PROBLEM DESCRIPTION: Transcribe the complete passage on the British housing debate word for word.
--- Begin PROVIDED TEXT ---
My weekly roundup of good money and investing reads from across the web.

The great British housing debate has run for my lifetime and I suspect it will run for many more to come.

Are houses too expensive? Are they actually cheap? Is it fair? Should we even care? We don’t debate the price of other essentials over the After Eight mints, such as the price of cars, or milk, or indeed After Eight mints.

Of course, everyone needs somewhere to live, which is what gives the housing debate its special potency. Shelter comes very high (or rather low) on Maslow’s hierarchy of needs. (Although I’ve just noticed it comes after sex, so maybe all those 20-somethings should stop worrying that pensioners have it so good!)

You can always rent if, like me, you stubbornly persist in your costly belief that houses priced at over 5x average earnings and 30x annual rents are not sustainable, but rather an artifact of unusually low interest rates.

But renting doesn’t solve the “is it fair?” conundrum. Just in today’s Guardian, the kids are up in arms about the cost of a room in London. To quote one roofless vagabond:

“I earn £22,000; it’s not a vast amount, but I never thought I would be completely priced out. I can’t face meeting another ‘rah’ with bouffant hair looking for someone to spend £800 a month on a room in his flat.”
--- End PROVIDED TEXT ---
--- Begin DATA ROWS ---
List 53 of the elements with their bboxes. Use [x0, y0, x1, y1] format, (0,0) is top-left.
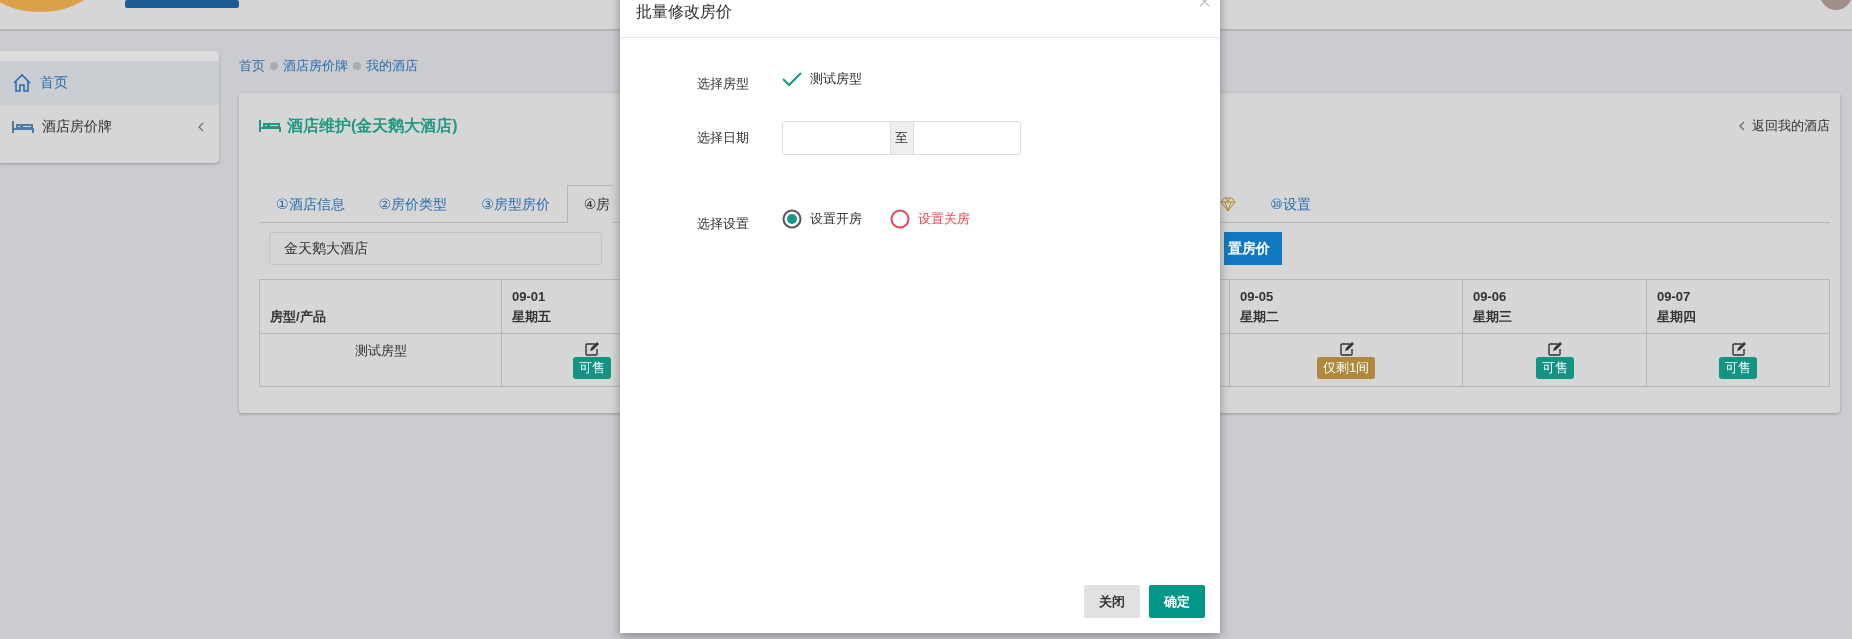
breadcrumb-link[interactable]: 酒店房价牌	[283, 57, 348, 75]
field-label: 选择房型	[697, 75, 750, 93]
bed-icon	[12, 120, 34, 134]
back-link[interactable]: 返回我的酒店	[1752, 117, 1830, 135]
tab[interactable]: ③房型房价	[464, 185, 567, 223]
column-date: 09-05	[1240, 288, 1275, 306]
sidebar-label: 首页	[40, 74, 69, 92]
column-date: 09-01	[512, 288, 547, 306]
breadcrumb-link[interactable]: 我的酒店	[366, 57, 418, 75]
tab[interactable]: ②房价类型	[361, 185, 465, 223]
status-badge[interactable]: 可售	[1535, 357, 1574, 379]
room-type: 测试房型	[354, 343, 407, 358]
sidebar-item[interactable]: 酒店房价牌	[0, 105, 219, 149]
column-date: 09-06	[1473, 288, 1508, 306]
bed-icon	[259, 119, 281, 133]
column-header: 房型/产品	[270, 308, 327, 326]
field-label: 选择日期	[697, 129, 750, 147]
column-weekday: 星期五	[512, 308, 552, 326]
column-weekday: 星期三	[1473, 308, 1513, 326]
separator-dot	[353, 62, 361, 70]
close-button[interactable]: 关闭	[1084, 585, 1140, 618]
separator-dot	[270, 62, 278, 70]
column-date: 09-07	[1657, 288, 1692, 306]
chevron-icon	[1739, 121, 1746, 131]
avatar	[1818, 0, 1852, 11]
sidebar-item[interactable]: 首页	[0, 61, 219, 105]
column-weekday: 星期二	[1240, 308, 1280, 326]
edit-icon	[1338, 342, 1354, 356]
dialog-title: 批量修改房价	[636, 2, 732, 22]
status-badge[interactable]: 可售	[572, 357, 611, 379]
status-badge[interactable]: 仅剩1间	[1316, 357, 1376, 379]
room-type-checkbox[interactable]: 测试房型	[782, 69, 862, 88]
tab[interactable]: ①酒店信息	[259, 185, 362, 223]
edit-icon	[1730, 342, 1746, 356]
tab[interactable]: ④房	[566, 185, 614, 223]
field-label: 选择设置	[697, 215, 750, 233]
radio-option[interactable]: 设置开房	[782, 209, 862, 229]
confirm-button[interactable]: 确定	[1149, 585, 1205, 618]
radio-label: 设置关房	[918, 210, 970, 228]
tab[interactable]: ⑩设置	[1253, 185, 1328, 223]
diamond-icon	[1220, 197, 1237, 212]
hotel-select[interactable]: 金天鹅大酒店	[269, 232, 602, 265]
breadcrumb-link[interactable]: 首页	[239, 57, 265, 75]
panel-title: 酒店维护(金天鹅大酒店)	[287, 115, 459, 136]
edit-icon	[584, 342, 599, 356]
status-badge[interactable]: 可售	[1719, 357, 1757, 379]
radio-option[interactable]: 设置关房	[890, 209, 970, 229]
column-weekday: 星期四	[1657, 308, 1697, 326]
radio-label: 设置开房	[810, 210, 862, 228]
sidebar-label: 酒店房价牌	[42, 118, 113, 136]
edit-icon	[1547, 342, 1562, 356]
set-price-button[interactable]: 置房价	[1224, 232, 1282, 265]
home-icon	[12, 73, 32, 93]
--- End DATA ROWS ---
PROBLEM SOLUTION:
My weekly roundup of good money and investing reads from across the web.

The great British housing debate has run for my lifetime and I suspect it will run for many more to come.

Are houses too expensive? Are they actually cheap? Is it fair? Should we even care? We don’t debate the price of other essentials over the After Eight mints, such as the price of cars, or milk, or indeed After Eight mints.

Of course, everyone needs somewhere to live, which is what gives the housing debate its special potency. Shelter comes very high (or rather low) on Maslow’s hierarchy of needs. (Although I’ve just noticed it comes after sex, so maybe all those 20-somethings should stop worrying that pensioners have it so good!)

You can always rent if, like me, you stubbornly persist in your costly belief that houses priced at over 5x average earnings and 30x annual rents are not sustainable, but rather an artifact of unusually low interest rates.

But renting doesn’t solve the “is it fair?” conundrum. Just in today’s Guardian, the kids are up in arms about the cost of a room in London. To quote one roofless vagabond:

“I earn £22,000; it’s not a vast amount, but I never thought I would be completely priced out. I can’t face meeting another ‘rah’ with bouffant hair looking for someone to spend £800 a month on a room in his flat.”